-- DOCUMENT SEGMENT --
Bradford J. Salamon paints portraits. So why would an artist in the early twentieth-first century be engaging in such a practice? And what new value could he unearth here?

The practice of painting portraits has a long history. It was practiced by ancient cultures and probably goes all the way back to the cave paintings. The refinement of the likeness of an image in painting has its roots in the Renaissance—a period when early versions of the camera were used to help achieve accurate to-the-eye two-dimensional renderings. Portraiture techniques were continually refined up through the end of the nineteenth century. Then it was subsequently deconstructed and reimagined by the modernists, an exercise that continues to this day.

At this point there are only incremental opportunities for technical advances in drawing and painting of portraits. Portraits, however, can be a unique and effective tool for documenting an era. Salamon has made a substantial contribution to the documentation of the Southern California art scene. His efforts and successes in this regard alone are formidable. He has painted images of noted artists, collectors, curators, writers, and leaders. To achieve this, he has emerged himself in the milieu, attending events, making contacts, and asking a lot of questions. He has also studied his craft and the history of the region and the artists who have painted portraits here in the past—a rich legacy to build upon.

-- WHAT THIS TASK INVOLVES --
Continue the essay on Bradford J. Salamon's portrait painting from the point where it stops.

-- DATA LINES --

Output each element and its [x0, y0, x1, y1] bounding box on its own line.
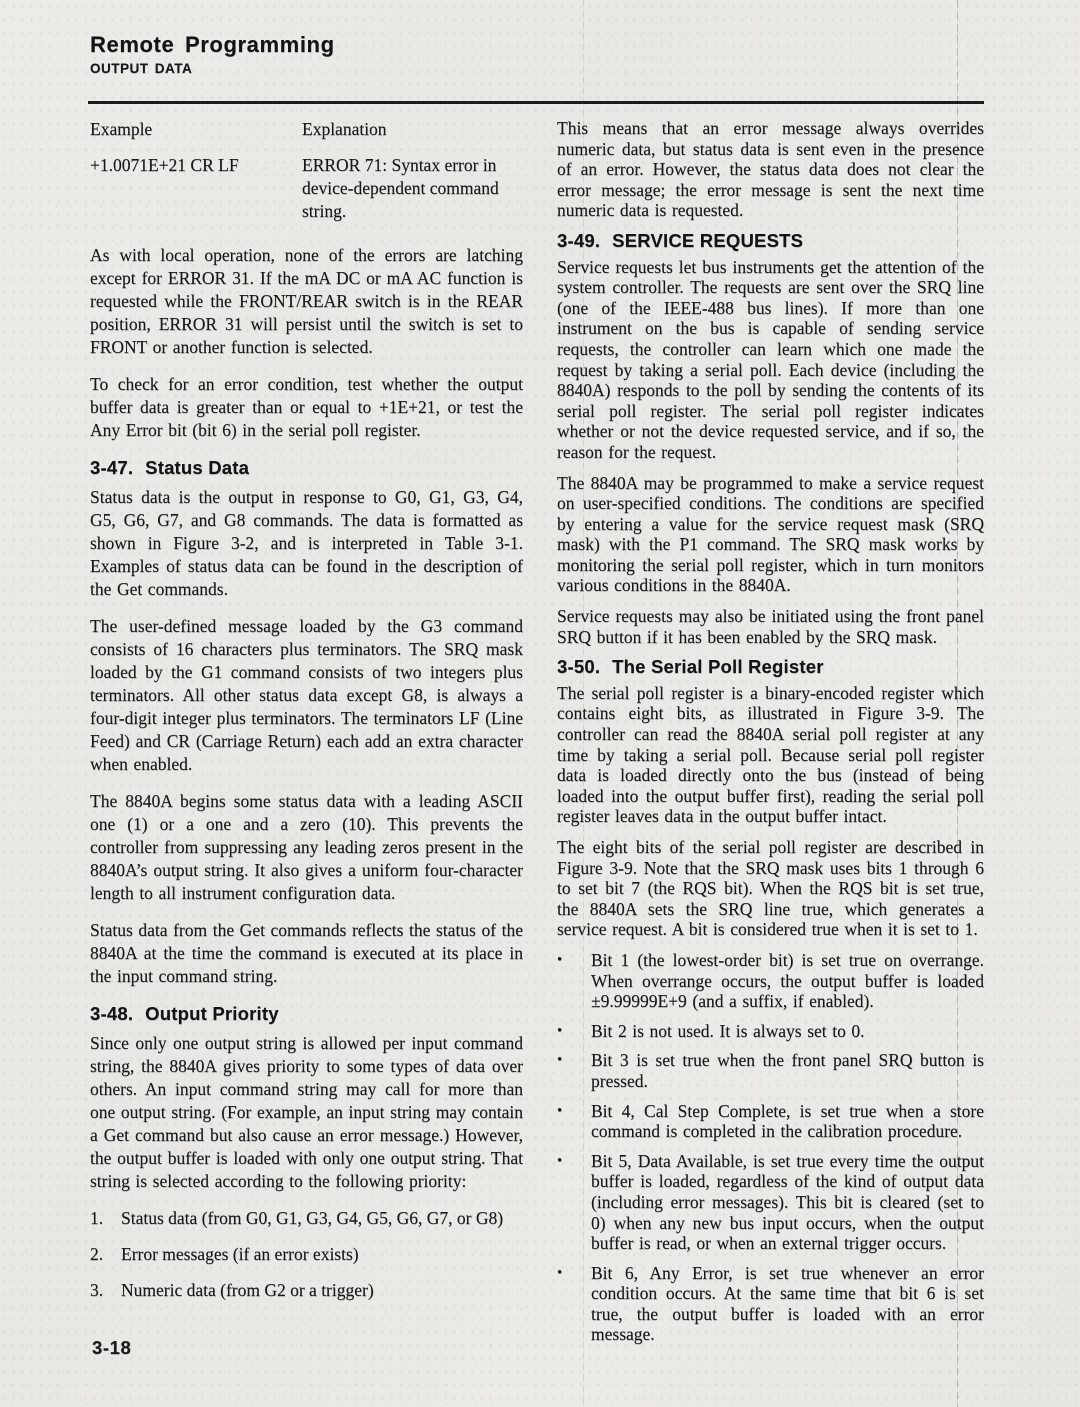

-- ANSWER --
Although the early twentieth century California Impressionists were primarily known for their landscapes, most of them painted portraits. For many of them it was a primary source of income, as it was for most of the handful of artists in the region in the nineteenth century. While there were a number of notable portraitists in the early twentieth century, one of the exceptionally talented and prolific was Joseph Kleitsch. Long celebrated for his landscapes, his 2017 retrospective at the Pasadena Museum of California Art, The Golden Twenties: Portraits and Figure Painting by Joseph Kleitcsh, was an exhibition that Salamon saw. The keen notes by Salamon demonstrated his acumen for portraiture in a breadth that had not been seen previously.

There were also a number of artists who have made sojourns to Southern California and painted portraits. Probably the most famous such trip and the most impactful was American Ashcan School artist and New York native Robert Henri’s prolonged stay in the region in the early 20th century. This was documented in another exhibition that Salamon attended and for which he owns the accompanying publication, Robert Henri’s California: Realism, Race, and Region, 1914-1925, Laguna Art Museum (Laguna Art Museum and CSUF Grand Central Press; in conjunction with the 2015 Laguna Art Museum exhibition). Henri painted Chinese, Native Americans, and the poor. According to Southern California artist Phil Paradise and others, Henri’s presence had a pronounced impact on the region.

One of the strongest examples of Henri’s influence can be seen in Ben Messick. Henri’s influence on Messick is not as much stylistic as it is about the choice of subject matter. The historical tradition of portraits is hinged on documenting the wealthy and powerful. Although less common, this tradition continues in California to this day. California Governor Jerry Brown chose to have his official portrait painted by contemporary Los Angeles artist Don Bachardy. President Obama had his portrait done by Los Angeles born Kehinde Wiley.

But Henri’s visit to California marked a distinct shift in the selection of subjects for portraits in Southern California from an emphasis on the upper class to a more egalitarian choice of sitters. As Salamon demonstrates in his mature work, he is sharply aware of this kind of subject matter choice. This is true of the people he chooses to portray, and it is also true of his still lifes, which myself and others point out are themselves a form of portraiture.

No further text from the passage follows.